• WORKING DATA:

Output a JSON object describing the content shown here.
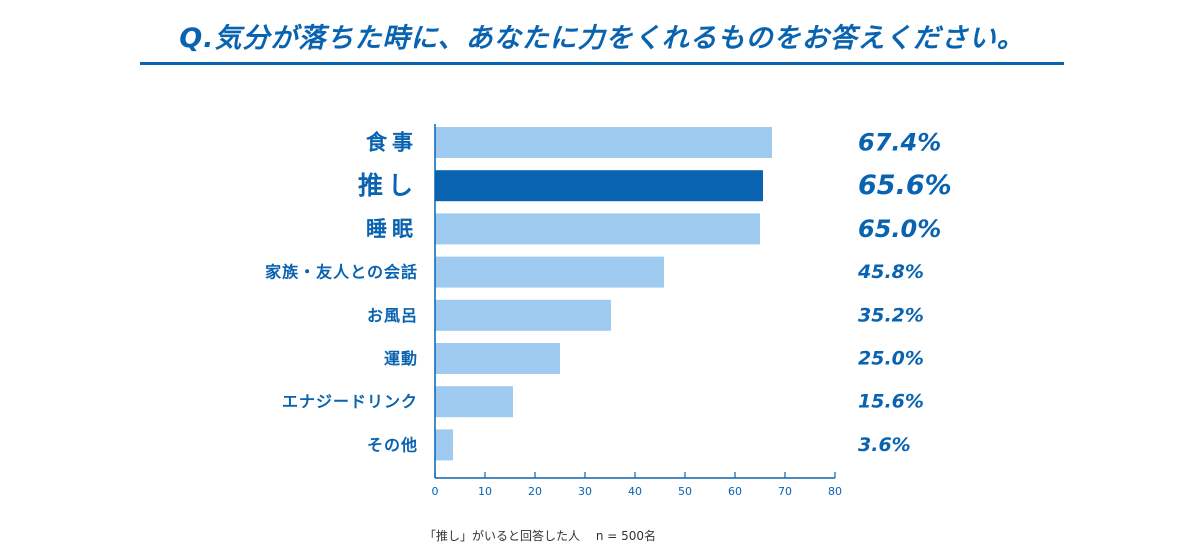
{
  "question": "Q.気分が落ちた時に、あなたに力をくれるものをお答えください。",
  "footnote": "「推し」がいると回答した人　 n = 500名",
  "colors": {
    "accent": "#0a63b0",
    "bar": "#9fcbf0",
    "highlight": "#0a63b0",
    "axis": "#0a63b0"
  },
  "chart_data": {
    "type": "bar",
    "orientation": "horizontal",
    "categories": [
      "食事",
      "推し",
      "睡眠",
      "家族・友人との会話",
      "お風呂",
      "運動",
      "エナジードリンク",
      "その他"
    ],
    "values": [
      67.4,
      65.6,
      65.0,
      45.8,
      35.2,
      25.0,
      15.6,
      3.6
    ],
    "value_labels": [
      "67.4%",
      "65.6%",
      "65.0%",
      "45.8%",
      "35.2%",
      "25.0%",
      "15.6%",
      "3.6%"
    ],
    "highlight_category": "推し",
    "xlim": [
      0,
      80
    ],
    "xticks": [
      0,
      10,
      20,
      30,
      40,
      50,
      60,
      70,
      80
    ],
    "grid": false,
    "legend": "none"
  }
}
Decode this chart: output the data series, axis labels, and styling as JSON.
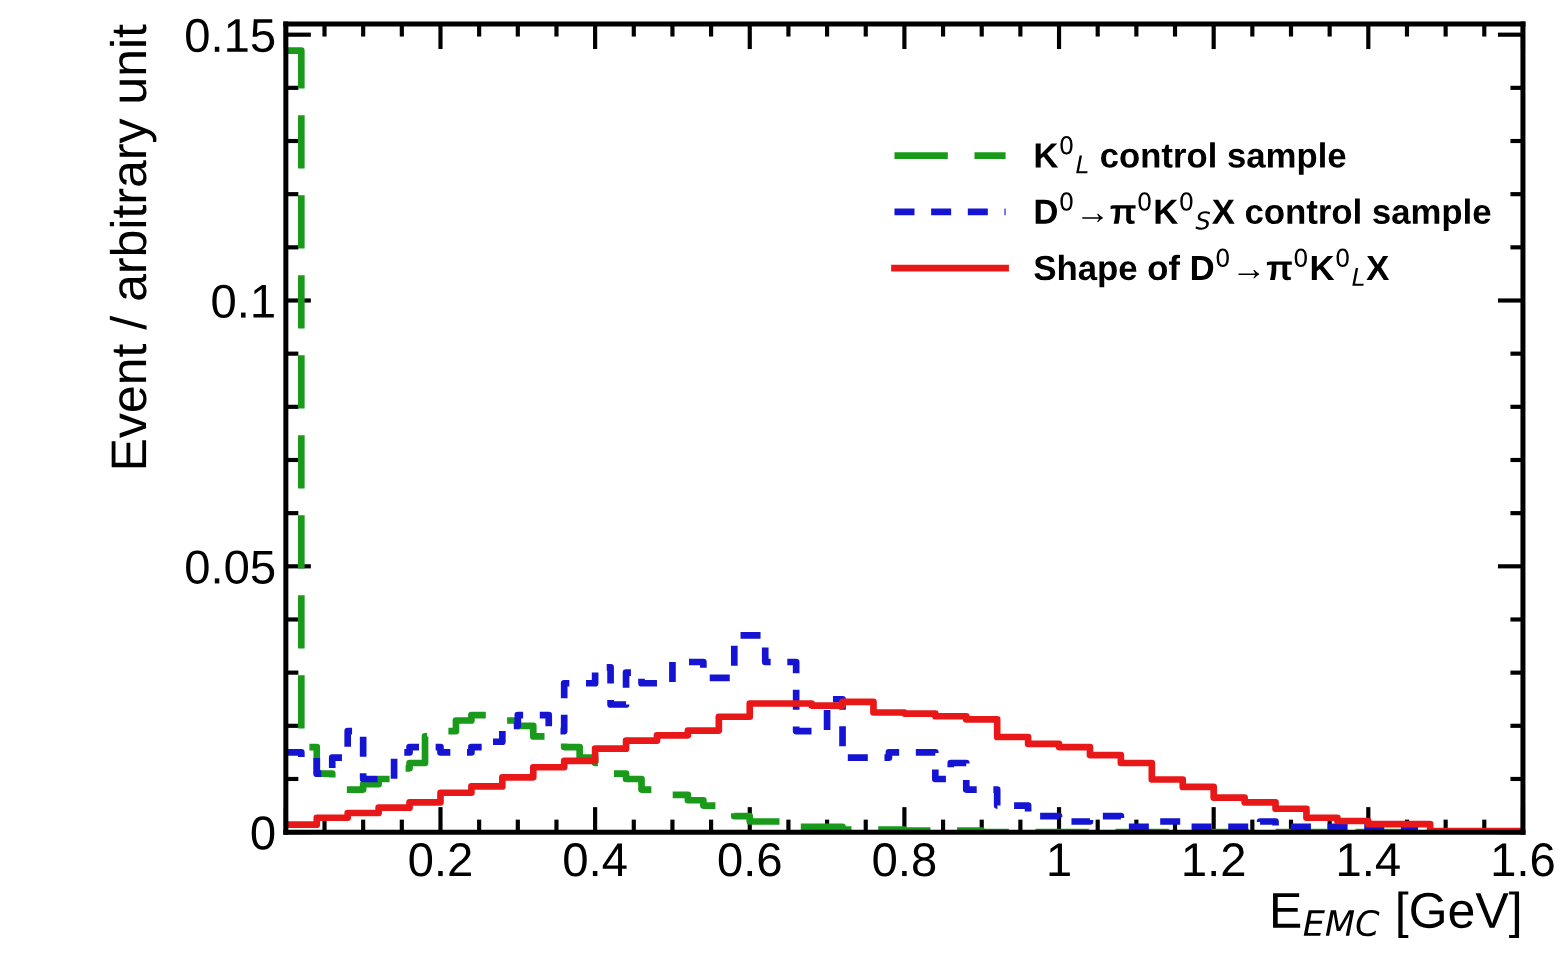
{
  "chart_data": {
    "type": "step",
    "xlabel": "E$_{EMC}$ [GeV]",
    "ylabel": "Event / arbitrary unit",
    "xlim": [
      0,
      1.6
    ],
    "ylim": [
      0,
      0.152
    ],
    "xticks": [
      {
        "value": 0,
        "label": null
      },
      0.2,
      0.4,
      0.6,
      0.8,
      1,
      1.2,
      1.4,
      1.6
    ],
    "yticks": [
      0,
      0.05,
      0.1,
      0.15
    ],
    "legend": "top right",
    "x": [
      0,
      0.02,
      0.04,
      0.06,
      0.08,
      0.1,
      0.12,
      0.14,
      0.16,
      0.18,
      0.2,
      0.22,
      0.24,
      0.26,
      0.28,
      0.3,
      0.32,
      0.34,
      0.36,
      0.38,
      0.4,
      0.42,
      0.44,
      0.46,
      0.48,
      0.5,
      0.52,
      0.54,
      0.56,
      0.58,
      0.6,
      0.62,
      0.64,
      0.66,
      0.68,
      0.7,
      0.72,
      0.74,
      0.76,
      0.78,
      0.8,
      0.82,
      0.84,
      0.86,
      0.88,
      0.9,
      0.92,
      0.94,
      0.96,
      0.98,
      1.0,
      1.02,
      1.04,
      1.06,
      1.08,
      1.1,
      1.12,
      1.14,
      1.16,
      1.18,
      1.2,
      1.22,
      1.24,
      1.26,
      1.28,
      1.3,
      1.32,
      1.34,
      1.36,
      1.38,
      1.4,
      1.42,
      1.44,
      1.46,
      1.48,
      1.5,
      1.52,
      1.54,
      1.56,
      1.58,
      1.6
    ],
    "series": [
      {
        "name": "K$^{0}$$_{L}$ control sample",
        "color": "#1a9a1a",
        "line_style": "dashed",
        "values": [
          0.147,
          0.016,
          0.011,
          0.008,
          0.008,
          0.009,
          0.01,
          0.012,
          0.013,
          0.018,
          0.019,
          0.021,
          0.022,
          0.022,
          0.021,
          0.02,
          0.018,
          0.017,
          0.016,
          0.014,
          0.013,
          0.011,
          0.01,
          0.008,
          0.008,
          0.007,
          0.006,
          0.005,
          0.004,
          0.003,
          0.002,
          0.002,
          0.001,
          0.001,
          0.001,
          0.001,
          0.0005,
          0.0005,
          0.0005,
          0.0005,
          0.0003,
          0.0003,
          0.0003,
          0.0003,
          0.0003,
          0,
          0,
          0,
          0,
          0,
          0,
          0,
          0,
          0,
          0,
          0,
          0,
          0,
          0,
          0,
          0,
          0,
          0,
          0,
          0,
          0,
          0,
          0,
          0,
          0,
          0,
          0,
          0,
          0,
          0,
          null,
          null,
          null,
          null,
          null,
          null
        ]
      },
      {
        "name": "D$^{0}$→π$^{0}$K$^{0}$$_{S}$X control sample",
        "color": "#1414d2",
        "line_style": "dotted",
        "values": [
          0.015,
          0.014,
          0.011,
          0.014,
          0.019,
          0.01,
          0.01,
          0.015,
          0.016,
          0.016,
          0.015,
          0.015,
          0.016,
          0.017,
          0.02,
          0.022,
          0.022,
          0.019,
          0.028,
          0.028,
          0.031,
          0.024,
          0.03,
          0.028,
          0.028,
          0.032,
          0.032,
          0.029,
          0.029,
          0.037,
          0.037,
          0.032,
          0.032,
          0.019,
          0.019,
          0.025,
          0.014,
          0.014,
          0.014,
          0.015,
          0.015,
          0.015,
          0.01,
          0.013,
          0.008,
          0.008,
          0.005,
          0.005,
          0.003,
          0.003,
          0.002,
          0.002,
          0.003,
          0.003,
          0.001,
          0.001,
          0.002,
          0.002,
          0.001,
          0.001,
          0.001,
          0.001,
          0.001,
          0.002,
          0.001,
          0.001,
          0.001,
          0.001,
          0.001,
          0.001,
          0.001,
          0.001,
          0.001,
          0,
          0,
          0,
          null,
          null,
          null,
          null,
          null
        ]
      },
      {
        "name": "Shape of D$^{0}$→π$^{0}$K$^{0}$$_{L}$X",
        "color": "#e81818",
        "line_style": "solid",
        "values": [
          0.0014,
          0.0014,
          0.0027,
          0.0027,
          0.0036,
          0.0036,
          0.0046,
          0.0046,
          0.0056,
          0.0056,
          0.0074,
          0.0074,
          0.0086,
          0.0086,
          0.0103,
          0.0103,
          0.0122,
          0.0122,
          0.0134,
          0.0134,
          0.0157,
          0.0157,
          0.0172,
          0.0172,
          0.0182,
          0.0182,
          0.0191,
          0.0191,
          0.0217,
          0.0217,
          0.0242,
          0.0242,
          0.0242,
          0.0242,
          0.0238,
          0.0238,
          0.0245,
          0.0245,
          0.0225,
          0.0225,
          0.0223,
          0.0223,
          0.0218,
          0.0218,
          0.0212,
          0.0212,
          0.0179,
          0.0179,
          0.0166,
          0.0166,
          0.016,
          0.016,
          0.0145,
          0.0145,
          0.013,
          0.013,
          0.0099,
          0.0099,
          0.0085,
          0.0085,
          0.0065,
          0.0065,
          0.0056,
          0.0056,
          0.0044,
          0.0044,
          0.0027,
          0.0027,
          0.0021,
          0.0021,
          0.0015,
          0.0015,
          0.0015,
          0.0015,
          0.0002,
          0.0002,
          0.0002,
          0.0002,
          0.0002,
          0.0002,
          0.0002
        ]
      }
    ]
  }
}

• PROMPT: Repeat the listing in full and exactly. Leave any pictures out.

• FINAL RESULT:
Output a JSON object describing the content shown here.
{
  "question": "Q.気分が落ちた時に、あなたに力をくれるものをお答えください。",
  "footnote": "「推し」がいると回答した人　 n = 500名",
  "colors": {
    "accent": "#0a63b0",
    "bar": "#9fcbf0",
    "highlight": "#0a63b0",
    "axis": "#0a63b0"
  },
  "chart_data": {
    "type": "bar",
    "orientation": "horizontal",
    "categories": [
      "食事",
      "推し",
      "睡眠",
      "家族・友人との会話",
      "お風呂",
      "運動",
      "エナジードリンク",
      "その他"
    ],
    "values": [
      67.4,
      65.6,
      65.0,
      45.8,
      35.2,
      25.0,
      15.6,
      3.6
    ],
    "value_labels": [
      "67.4%",
      "65.6%",
      "65.0%",
      "45.8%",
      "35.2%",
      "25.0%",
      "15.6%",
      "3.6%"
    ],
    "highlight_category": "推し",
    "xlim": [
      0,
      80
    ],
    "xticks": [
      0,
      10,
      20,
      30,
      40,
      50,
      60,
      70,
      80
    ],
    "grid": false,
    "legend": "none"
  }
}
Decode this chart: output the data series, axis labels, and styling as JSON.
{
  "chart_data": {
    "type": "step",
    "xlabel": "E$_{EMC}$ [GeV]",
    "ylabel": "Event / arbitrary unit",
    "xlim": [
      0,
      1.6
    ],
    "ylim": [
      0,
      0.152
    ],
    "xticks": [
      {
        "value": 0,
        "label": null
      },
      0.2,
      0.4,
      0.6,
      0.8,
      1,
      1.2,
      1.4,
      1.6
    ],
    "yticks": [
      0,
      0.05,
      0.1,
      0.15
    ],
    "legend": "top right",
    "x": [
      0,
      0.02,
      0.04,
      0.06,
      0.08,
      0.1,
      0.12,
      0.14,
      0.16,
      0.18,
      0.2,
      0.22,
      0.24,
      0.26,
      0.28,
      0.3,
      0.32,
      0.34,
      0.36,
      0.38,
      0.4,
      0.42,
      0.44,
      0.46,
      0.48,
      0.5,
      0.52,
      0.54,
      0.56,
      0.58,
      0.6,
      0.62,
      0.64,
      0.66,
      0.68,
      0.7,
      0.72,
      0.74,
      0.76,
      0.78,
      0.8,
      0.82,
      0.84,
      0.86,
      0.88,
      0.9,
      0.92,
      0.94,
      0.96,
      0.98,
      1.0,
      1.02,
      1.04,
      1.06,
      1.08,
      1.1,
      1.12,
      1.14,
      1.16,
      1.18,
      1.2,
      1.22,
      1.24,
      1.26,
      1.28,
      1.3,
      1.32,
      1.34,
      1.36,
      1.38,
      1.4,
      1.42,
      1.44,
      1.46,
      1.48,
      1.5,
      1.52,
      1.54,
      1.56,
      1.58,
      1.6
    ],
    "series": [
      {
        "name": "K$^{0}$$_{L}$ control sample",
        "color": "#1a9a1a",
        "line_style": "dashed",
        "values": [
          0.147,
          0.016,
          0.011,
          0.008,
          0.008,
          0.009,
          0.01,
          0.012,
          0.013,
          0.018,
          0.019,
          0.021,
          0.022,
          0.022,
          0.021,
          0.02,
          0.018,
          0.017,
          0.016,
          0.014,
          0.013,
          0.011,
          0.01,
          0.008,
          0.008,
          0.007,
          0.006,
          0.005,
          0.004,
          0.003,
          0.002,
          0.002,
          0.001,
          0.001,
          0.001,
          0.001,
          0.0005,
          0.0005,
          0.0005,
          0.0005,
          0.0003,
          0.0003,
          0.0003,
          0.0003,
          0.0003,
          0,
          0,
          0,
          0,
          0,
          0,
          0,
          0,
          0,
          0,
          0,
          0,
          0,
          0,
          0,
          0,
          0,
          0,
          0,
          0,
          0,
          0,
          0,
          0,
          0,
          0,
          0,
          0,
          0,
          0,
          null,
          null,
          null,
          null,
          null,
          null
        ]
      },
      {
        "name": "D$^{0}$→π$^{0}$K$^{0}$$_{S}$X control sample",
        "color": "#1414d2",
        "line_style": "dotted",
        "values": [
          0.015,
          0.014,
          0.011,
          0.014,
          0.019,
          0.01,
          0.01,
          0.015,
          0.016,
          0.016,
          0.015,
          0.015,
          0.016,
          0.017,
          0.02,
          0.022,
          0.022,
          0.019,
          0.028,
          0.028,
          0.031,
          0.024,
          0.03,
          0.028,
          0.028,
          0.032,
          0.032,
          0.029,
          0.029,
          0.037,
          0.037,
          0.032,
          0.032,
          0.019,
          0.019,
          0.025,
          0.014,
          0.014,
          0.014,
          0.015,
          0.015,
          0.015,
          0.01,
          0.013,
          0.008,
          0.008,
          0.005,
          0.005,
          0.003,
          0.003,
          0.002,
          0.002,
          0.003,
          0.003,
          0.001,
          0.001,
          0.002,
          0.002,
          0.001,
          0.001,
          0.001,
          0.001,
          0.001,
          0.002,
          0.001,
          0.001,
          0.001,
          0.001,
          0.001,
          0.001,
          0.001,
          0.001,
          0.001,
          0,
          0,
          0,
          null,
          null,
          null,
          null,
          null
        ]
      },
      {
        "name": "Shape of D$^{0}$→π$^{0}$K$^{0}$$_{L}$X",
        "color": "#e81818",
        "line_style": "solid",
        "values": [
          0.0014,
          0.0014,
          0.0027,
          0.0027,
          0.0036,
          0.0036,
          0.0046,
          0.0046,
          0.0056,
          0.0056,
          0.0074,
          0.0074,
          0.0086,
          0.0086,
          0.0103,
          0.0103,
          0.0122,
          0.0122,
          0.0134,
          0.0134,
          0.0157,
          0.0157,
          0.0172,
          0.0172,
          0.0182,
          0.0182,
          0.0191,
          0.0191,
          0.0217,
          0.0217,
          0.0242,
          0.0242,
          0.0242,
          0.0242,
          0.0238,
          0.0238,
          0.0245,
          0.0245,
          0.0225,
          0.0225,
          0.0223,
          0.0223,
          0.0218,
          0.0218,
          0.0212,
          0.0212,
          0.0179,
          0.0179,
          0.0166,
          0.0166,
          0.016,
          0.016,
          0.0145,
          0.0145,
          0.013,
          0.013,
          0.0099,
          0.0099,
          0.0085,
          0.0085,
          0.0065,
          0.0065,
          0.0056,
          0.0056,
          0.0044,
          0.0044,
          0.0027,
          0.0027,
          0.0021,
          0.0021,
          0.0015,
          0.0015,
          0.0015,
          0.0015,
          0.0002,
          0.0002,
          0.0002,
          0.0002,
          0.0002,
          0.0002,
          0.0002
        ]
      }
    ]
  }
}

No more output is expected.